Raw records:
## Begin
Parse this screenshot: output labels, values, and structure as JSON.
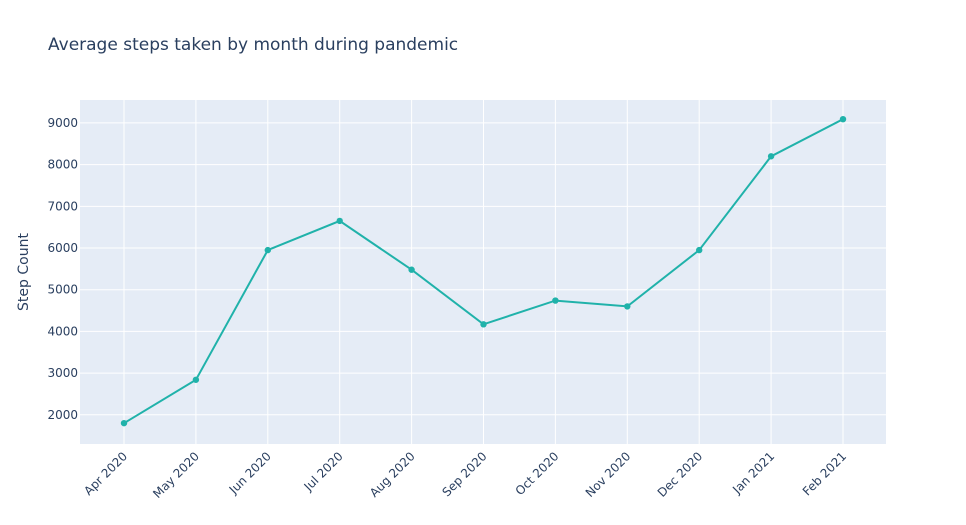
{
  "chart_data": {
    "type": "line",
    "title": "Average steps taken by month during pandemic",
    "xlabel": "",
    "ylabel": "Step Count",
    "categories": [
      "Apr 2020",
      "May 2020",
      "Jun 2020",
      "Jul 2020",
      "Aug 2020",
      "Sep 2020",
      "Oct 2020",
      "Nov 2020",
      "Dec 2020",
      "Jan 2021",
      "Feb 2021"
    ],
    "series": [
      {
        "values": [
          1800,
          2840,
          5950,
          6650,
          5480,
          4170,
          4740,
          4600,
          5950,
          8200,
          9090
        ]
      }
    ],
    "ylim": [
      1300,
      9550
    ],
    "yticks": [
      2000,
      3000,
      4000,
      5000,
      6000,
      7000,
      8000,
      9000
    ],
    "grid": true,
    "colors": {
      "line": "#20b2aa",
      "plot_bg": "#e5ecf6",
      "grid": "#ffffff",
      "text": "#2a3f5f"
    }
  }
}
## End
◆ What you need to do
Copy out all lines above that include the string "values".

◆ Written solution
Parse this screenshot: output labels, values, and structure as JSON.
        "values": [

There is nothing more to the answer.